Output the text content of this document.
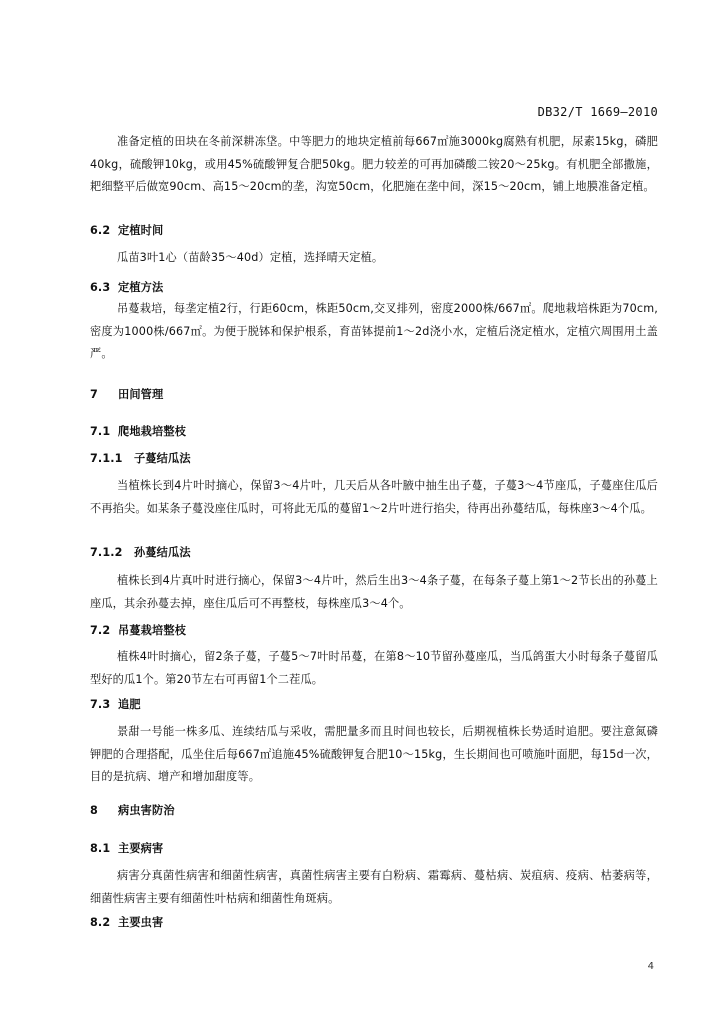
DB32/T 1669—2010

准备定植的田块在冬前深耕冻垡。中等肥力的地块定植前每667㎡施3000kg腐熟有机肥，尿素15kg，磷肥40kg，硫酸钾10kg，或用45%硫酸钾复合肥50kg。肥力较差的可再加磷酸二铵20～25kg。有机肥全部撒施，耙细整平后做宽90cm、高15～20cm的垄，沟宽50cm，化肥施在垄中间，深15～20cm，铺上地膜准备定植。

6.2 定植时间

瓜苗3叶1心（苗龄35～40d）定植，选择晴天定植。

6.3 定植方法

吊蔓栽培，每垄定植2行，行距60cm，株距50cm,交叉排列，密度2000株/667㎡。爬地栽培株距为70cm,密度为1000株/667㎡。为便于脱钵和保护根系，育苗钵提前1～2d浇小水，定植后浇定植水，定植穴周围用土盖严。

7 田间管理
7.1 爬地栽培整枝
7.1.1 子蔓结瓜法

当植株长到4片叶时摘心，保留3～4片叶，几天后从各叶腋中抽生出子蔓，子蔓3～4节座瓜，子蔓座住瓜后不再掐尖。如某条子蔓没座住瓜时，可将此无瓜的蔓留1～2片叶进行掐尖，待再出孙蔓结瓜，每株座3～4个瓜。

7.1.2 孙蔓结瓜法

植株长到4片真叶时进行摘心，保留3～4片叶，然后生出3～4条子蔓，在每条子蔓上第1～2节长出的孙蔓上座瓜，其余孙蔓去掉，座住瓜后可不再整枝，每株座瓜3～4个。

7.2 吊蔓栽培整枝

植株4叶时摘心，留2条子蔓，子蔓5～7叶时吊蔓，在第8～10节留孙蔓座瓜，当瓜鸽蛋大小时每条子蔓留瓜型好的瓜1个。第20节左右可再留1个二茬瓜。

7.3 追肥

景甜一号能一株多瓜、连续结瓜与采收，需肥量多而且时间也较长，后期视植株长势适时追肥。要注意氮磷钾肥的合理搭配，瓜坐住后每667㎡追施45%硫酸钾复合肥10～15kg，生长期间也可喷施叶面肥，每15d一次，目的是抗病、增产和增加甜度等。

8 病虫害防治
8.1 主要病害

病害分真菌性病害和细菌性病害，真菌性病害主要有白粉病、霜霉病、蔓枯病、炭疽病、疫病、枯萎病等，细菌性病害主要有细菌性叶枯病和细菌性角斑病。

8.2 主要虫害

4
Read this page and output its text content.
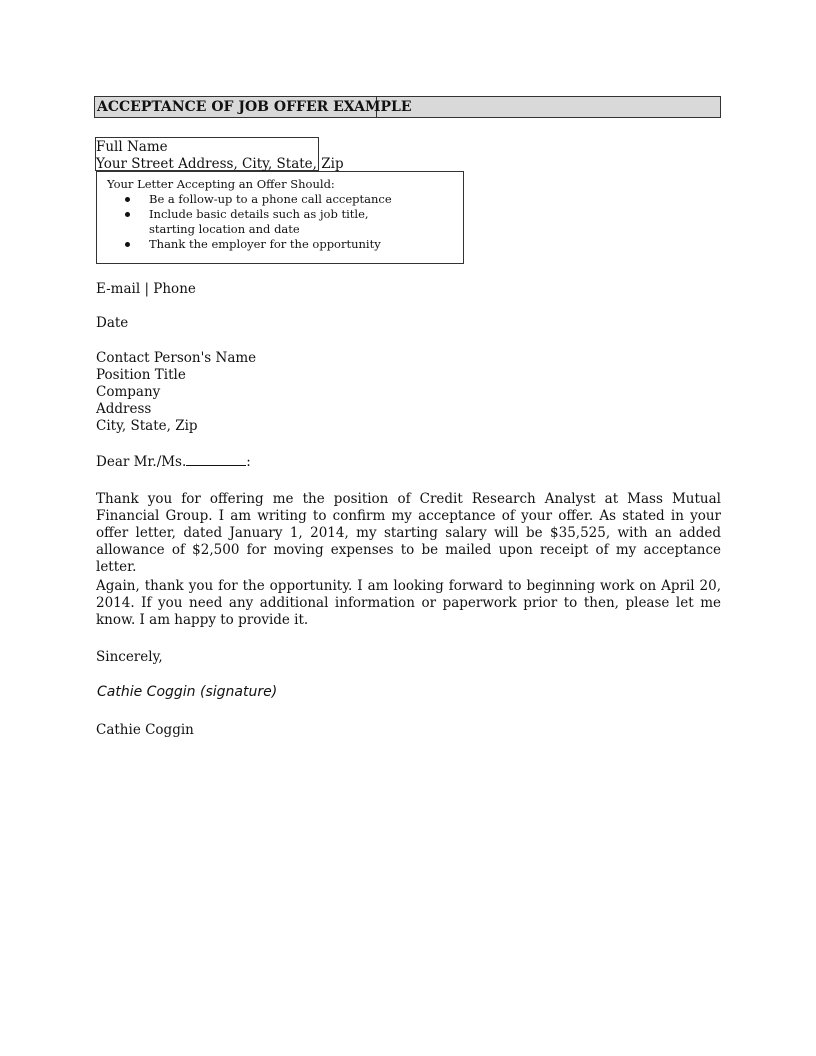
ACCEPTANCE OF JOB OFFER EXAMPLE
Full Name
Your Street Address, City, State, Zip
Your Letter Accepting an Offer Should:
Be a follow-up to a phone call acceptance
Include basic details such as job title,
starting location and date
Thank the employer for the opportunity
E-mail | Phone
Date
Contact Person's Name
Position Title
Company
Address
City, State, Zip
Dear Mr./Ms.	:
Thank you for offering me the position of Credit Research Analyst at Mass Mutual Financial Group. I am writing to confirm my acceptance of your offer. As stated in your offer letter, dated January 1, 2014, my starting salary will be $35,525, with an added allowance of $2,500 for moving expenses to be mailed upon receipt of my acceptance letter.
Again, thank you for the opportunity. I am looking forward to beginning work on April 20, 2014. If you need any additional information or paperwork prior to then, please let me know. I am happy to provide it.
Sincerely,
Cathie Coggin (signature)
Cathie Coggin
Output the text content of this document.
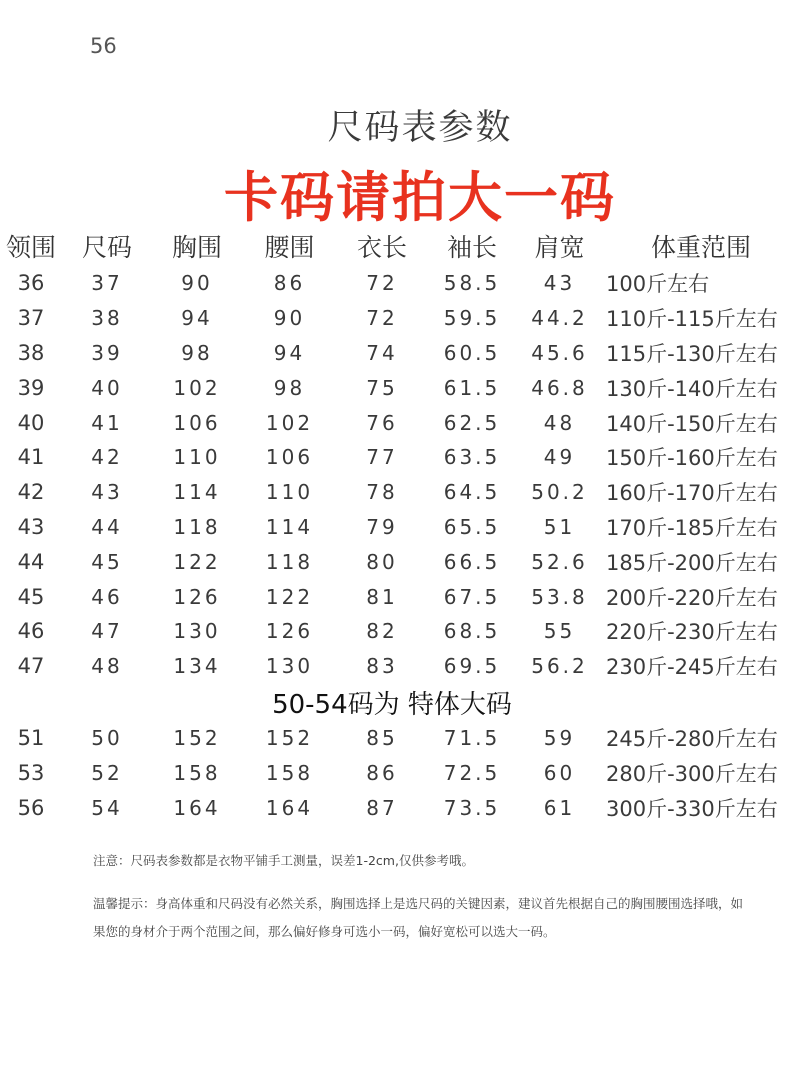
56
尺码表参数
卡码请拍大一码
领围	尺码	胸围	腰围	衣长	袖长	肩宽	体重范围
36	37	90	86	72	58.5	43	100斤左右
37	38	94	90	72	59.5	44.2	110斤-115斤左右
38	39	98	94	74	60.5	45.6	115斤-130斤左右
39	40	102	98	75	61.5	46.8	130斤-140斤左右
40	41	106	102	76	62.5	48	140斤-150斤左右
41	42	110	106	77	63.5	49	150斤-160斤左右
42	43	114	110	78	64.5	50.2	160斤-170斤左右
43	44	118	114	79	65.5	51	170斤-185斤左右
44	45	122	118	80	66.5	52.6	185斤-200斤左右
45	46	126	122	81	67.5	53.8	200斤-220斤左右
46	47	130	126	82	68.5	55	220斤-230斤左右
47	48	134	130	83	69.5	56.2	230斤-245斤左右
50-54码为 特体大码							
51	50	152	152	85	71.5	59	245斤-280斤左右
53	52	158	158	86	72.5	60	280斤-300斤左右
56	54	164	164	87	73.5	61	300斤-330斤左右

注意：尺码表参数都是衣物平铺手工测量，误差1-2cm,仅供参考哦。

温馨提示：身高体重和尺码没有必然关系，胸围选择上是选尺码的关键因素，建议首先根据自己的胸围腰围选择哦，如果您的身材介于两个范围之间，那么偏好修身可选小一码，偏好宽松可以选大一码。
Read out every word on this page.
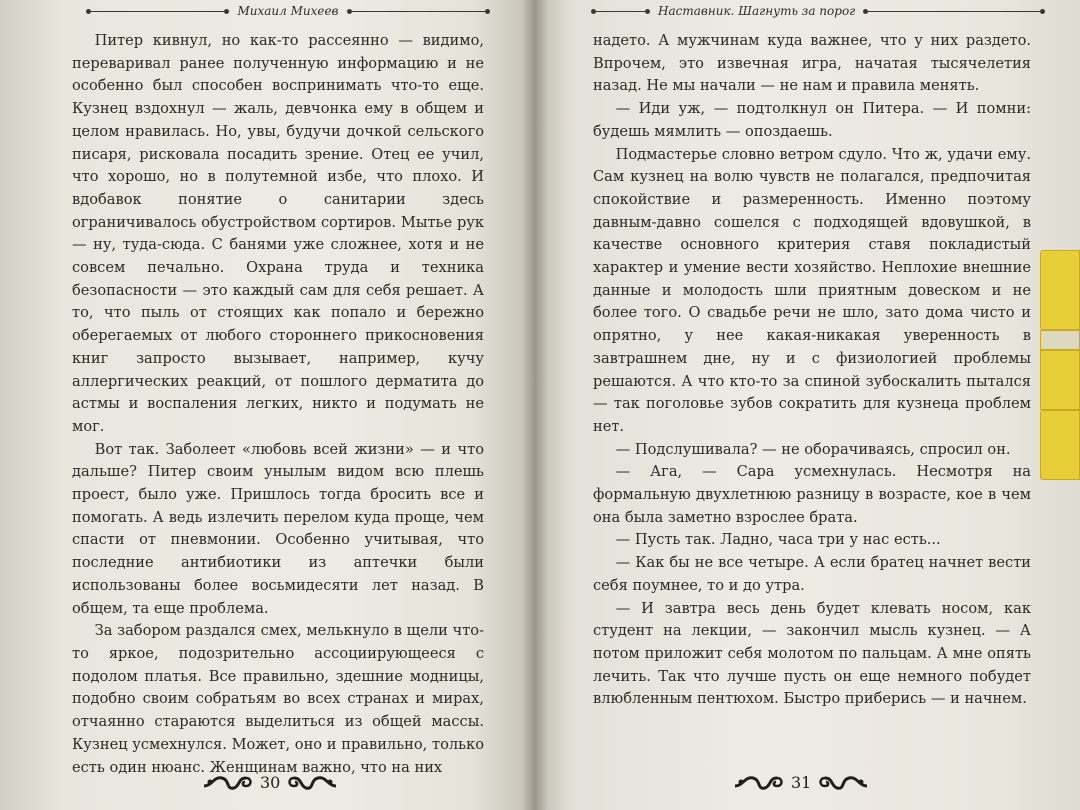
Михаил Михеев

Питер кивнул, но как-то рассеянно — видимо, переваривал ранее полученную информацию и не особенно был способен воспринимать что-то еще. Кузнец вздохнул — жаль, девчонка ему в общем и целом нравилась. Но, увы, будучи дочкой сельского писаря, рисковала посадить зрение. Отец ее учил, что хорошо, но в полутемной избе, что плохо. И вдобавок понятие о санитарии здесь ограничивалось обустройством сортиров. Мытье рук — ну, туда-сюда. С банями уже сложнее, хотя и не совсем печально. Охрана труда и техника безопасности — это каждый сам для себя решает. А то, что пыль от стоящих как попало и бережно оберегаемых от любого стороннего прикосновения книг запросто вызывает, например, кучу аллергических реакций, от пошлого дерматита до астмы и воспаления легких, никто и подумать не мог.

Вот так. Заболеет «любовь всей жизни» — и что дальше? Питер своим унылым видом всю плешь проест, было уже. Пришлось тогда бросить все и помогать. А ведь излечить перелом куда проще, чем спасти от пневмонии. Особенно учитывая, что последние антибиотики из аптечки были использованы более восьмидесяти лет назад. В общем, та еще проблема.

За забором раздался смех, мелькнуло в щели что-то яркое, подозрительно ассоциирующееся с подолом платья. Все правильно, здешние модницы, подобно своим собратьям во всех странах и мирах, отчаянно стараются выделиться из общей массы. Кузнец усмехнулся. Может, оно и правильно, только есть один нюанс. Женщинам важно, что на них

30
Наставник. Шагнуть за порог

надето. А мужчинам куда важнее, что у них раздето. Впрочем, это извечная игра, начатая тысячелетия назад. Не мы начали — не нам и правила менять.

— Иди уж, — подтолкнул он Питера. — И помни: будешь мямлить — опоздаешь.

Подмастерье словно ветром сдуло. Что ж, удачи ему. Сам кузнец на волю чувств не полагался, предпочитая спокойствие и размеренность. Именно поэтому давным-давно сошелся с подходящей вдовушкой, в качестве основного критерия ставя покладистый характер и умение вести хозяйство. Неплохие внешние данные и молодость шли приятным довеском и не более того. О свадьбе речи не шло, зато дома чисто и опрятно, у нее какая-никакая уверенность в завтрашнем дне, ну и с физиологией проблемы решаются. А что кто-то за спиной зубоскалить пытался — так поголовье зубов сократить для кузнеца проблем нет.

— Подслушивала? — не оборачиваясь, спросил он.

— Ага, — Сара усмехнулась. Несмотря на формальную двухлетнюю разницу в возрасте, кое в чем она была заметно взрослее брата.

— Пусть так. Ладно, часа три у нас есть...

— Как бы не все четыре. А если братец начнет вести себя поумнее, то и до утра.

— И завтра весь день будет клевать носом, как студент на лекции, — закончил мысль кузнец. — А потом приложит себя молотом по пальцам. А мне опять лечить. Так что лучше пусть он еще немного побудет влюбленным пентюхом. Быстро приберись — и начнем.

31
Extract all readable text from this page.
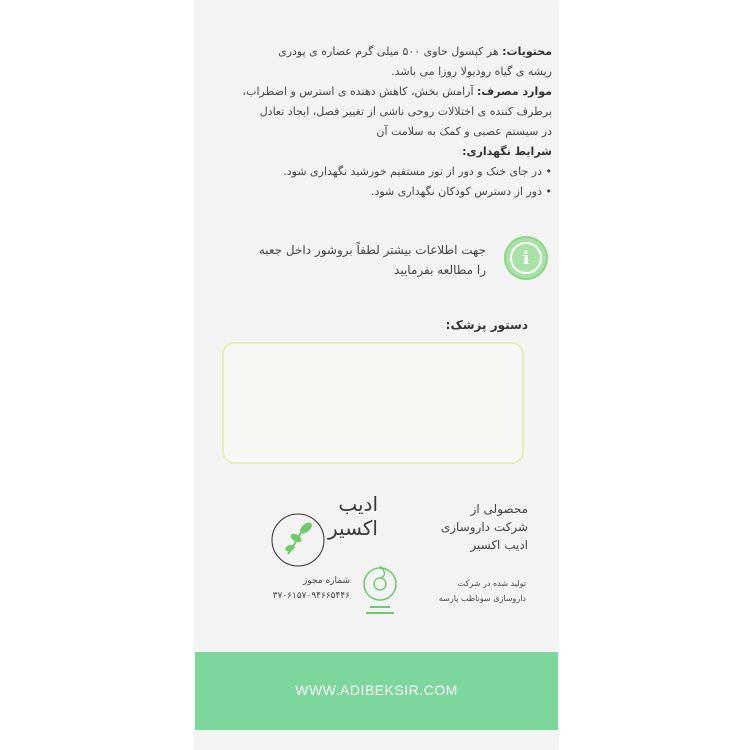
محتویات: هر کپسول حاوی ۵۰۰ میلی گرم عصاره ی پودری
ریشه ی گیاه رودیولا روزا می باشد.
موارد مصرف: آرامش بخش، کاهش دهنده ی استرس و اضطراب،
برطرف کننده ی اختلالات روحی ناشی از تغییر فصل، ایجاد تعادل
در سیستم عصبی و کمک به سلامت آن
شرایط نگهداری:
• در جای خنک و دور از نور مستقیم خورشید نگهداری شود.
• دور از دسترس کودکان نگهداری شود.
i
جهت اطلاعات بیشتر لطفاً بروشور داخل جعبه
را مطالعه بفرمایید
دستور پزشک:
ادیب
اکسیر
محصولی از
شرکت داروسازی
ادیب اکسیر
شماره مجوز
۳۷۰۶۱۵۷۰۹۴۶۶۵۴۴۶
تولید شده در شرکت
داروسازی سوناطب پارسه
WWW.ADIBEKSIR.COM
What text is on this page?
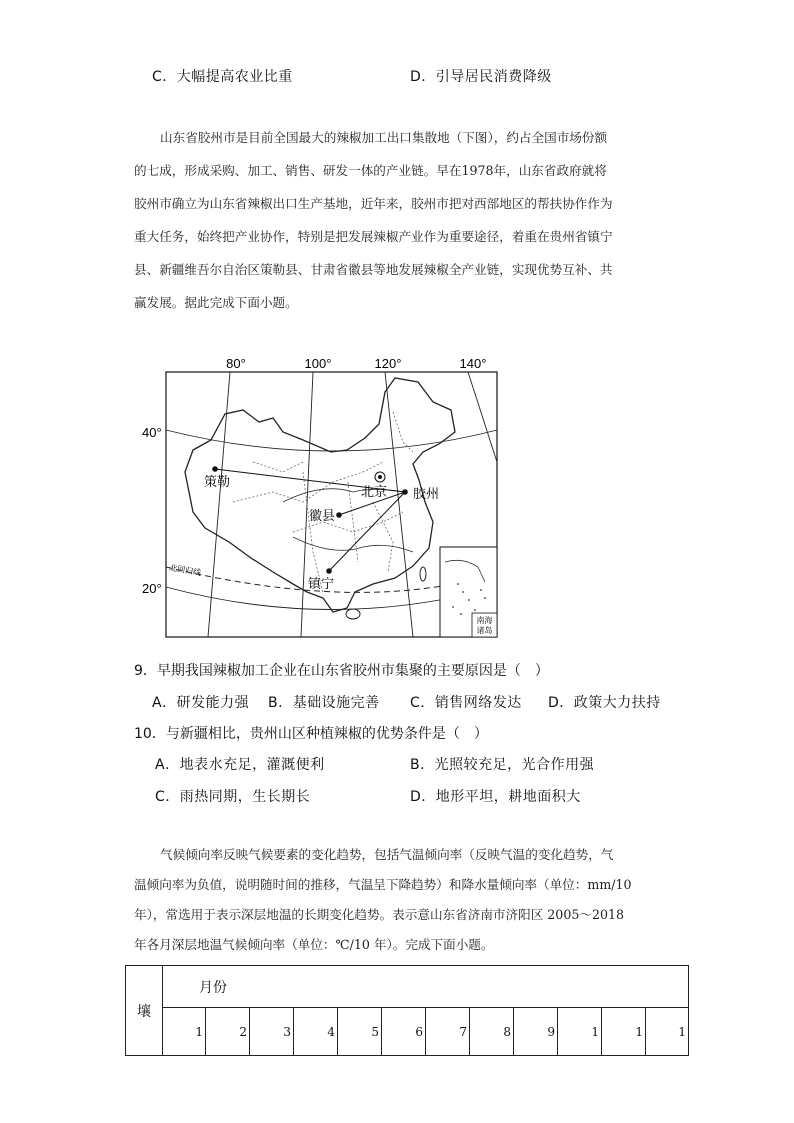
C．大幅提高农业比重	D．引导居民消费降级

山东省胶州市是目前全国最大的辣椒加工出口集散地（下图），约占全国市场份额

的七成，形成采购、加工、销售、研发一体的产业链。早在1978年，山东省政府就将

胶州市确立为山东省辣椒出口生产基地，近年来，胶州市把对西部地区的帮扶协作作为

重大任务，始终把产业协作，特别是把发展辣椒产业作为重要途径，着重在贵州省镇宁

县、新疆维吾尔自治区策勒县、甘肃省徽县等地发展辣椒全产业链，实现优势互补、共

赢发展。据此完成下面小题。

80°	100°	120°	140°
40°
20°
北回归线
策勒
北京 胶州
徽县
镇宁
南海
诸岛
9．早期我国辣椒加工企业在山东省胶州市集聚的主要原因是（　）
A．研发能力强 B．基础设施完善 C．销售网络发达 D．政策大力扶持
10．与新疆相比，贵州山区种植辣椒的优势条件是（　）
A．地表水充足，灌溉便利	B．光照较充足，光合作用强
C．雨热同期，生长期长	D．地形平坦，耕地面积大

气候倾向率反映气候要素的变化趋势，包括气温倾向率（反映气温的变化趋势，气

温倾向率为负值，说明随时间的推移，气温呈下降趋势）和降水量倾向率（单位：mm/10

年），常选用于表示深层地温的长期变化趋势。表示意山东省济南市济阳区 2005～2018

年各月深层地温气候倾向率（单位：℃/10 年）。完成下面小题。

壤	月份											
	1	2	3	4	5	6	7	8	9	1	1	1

## PROBLEM TO SOLVE
Provide the number of lines in these entries that hold the word "назад", without any accompanying text.

## WRITTEN RESPONSE
2